Transcribe the lines below verbatim, skipping the images.

— Begin SUPPLIED DATA —

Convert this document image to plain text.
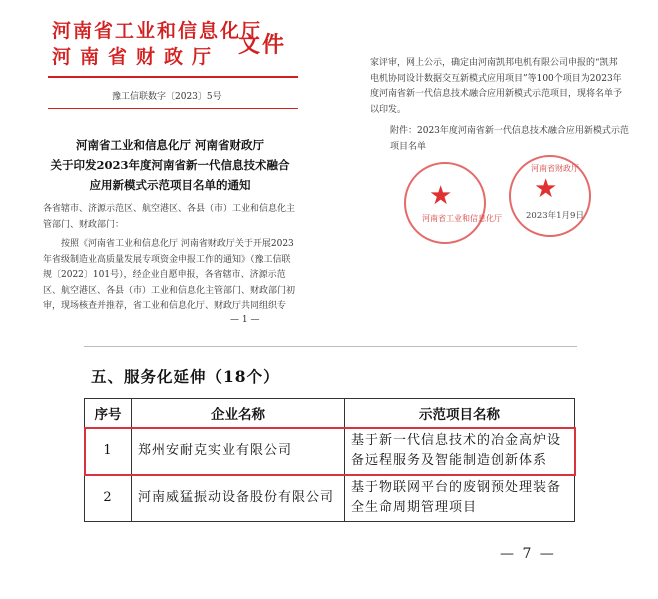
河南省工业和信息化厅
河南省财政厅 文件
豫工信联数字〔2023〕5号
河南省工业和信息化厅 河南省财政厅
关于印发2023年度河南省新一代信息技术融合
应用新模式示范项目名单的通知
各省辖市、济源示范区、航空港区、各县（市）工业和信息化主管部门、财政部门：
按照《河南省工业和信息化厅 河南省财政厅关于开展2023年省级制造业高质量发展专项资金申报工作的通知》（豫工信联规〔2022〕101号），经企业自愿申报，各省辖市、济源示范区、航空港区、各县（市）工业和信息化主管部门、财政部门初审，现场核查并推荐，省工业和信息化厅、财政厅共同组织专
— 1 —
家评审，网上公示，确定由河南凯邦电机有限公司申报的“凯邦电机协同设计数据交互新模式应用项目”等100个项目为2023年度河南省新一代信息技术融合应用新模式示范项目，现将名单予以印发。
附件：2023年度河南省新一代信息技术融合应用新模式示范项目名单
★
河南省工业和信息化厅
★
河南省财政厅
2023年1月9日
五、服务化延伸（18个）
序号	企业名称	示范项目名称
1	郑州安耐克实业有限公司	基于新一代信息技术的冶金高炉设备远程服务及智能制造创新体系
2	河南威猛振动设备股份有限公司	基于物联网平台的废钢预处理装备全生命周期管理项目
— 7 —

— End SUPPLIED DATA —

FULL RESPONSE -
Convert this document image to plain text.
河南省工业和信息化厅
河南省财政厅 文件
豫工信联数字〔2023〕5号
河南省工业和信息化厅 河南省财政厅
关于印发2023年度河南省新一代信息技术融合
应用新模式示范项目名单的通知
各省辖市、济源示范区、航空港区、各县（市）工业和信息化主管部门、财政部门：
按照《河南省工业和信息化厅 河南省财政厅关于开展2023年省级制造业高质量发展专项资金申报工作的通知》（豫工信联规〔2022〕101号），经企业自愿申报，各省辖市、济源示范区、航空港区、各县（市）工业和信息化主管部门、财政部门初审，现场核查并推荐，省工业和信息化厅、财政厅共同组织专
— 1 —
家评审，网上公示，确定由河南凯邦电机有限公司申报的“凯邦电机协同设计数据交互新模式应用项目”等100个项目为2023年度河南省新一代信息技术融合应用新模式示范项目，现将名单予以印发。
附件：2023年度河南省新一代信息技术融合应用新模式示范项目名单
★
河南省工业和信息化厅
★
河南省财政厅
2023年1月9日
五、服务化延伸（18个）
序号	企业名称	示范项目名称
1	郑州安耐克实业有限公司	基于新一代信息技术的冶金高炉设备远程服务及智能制造创新体系
2	河南威猛振动设备股份有限公司	基于物联网平台的废钢预处理装备全生命周期管理项目
— 7 —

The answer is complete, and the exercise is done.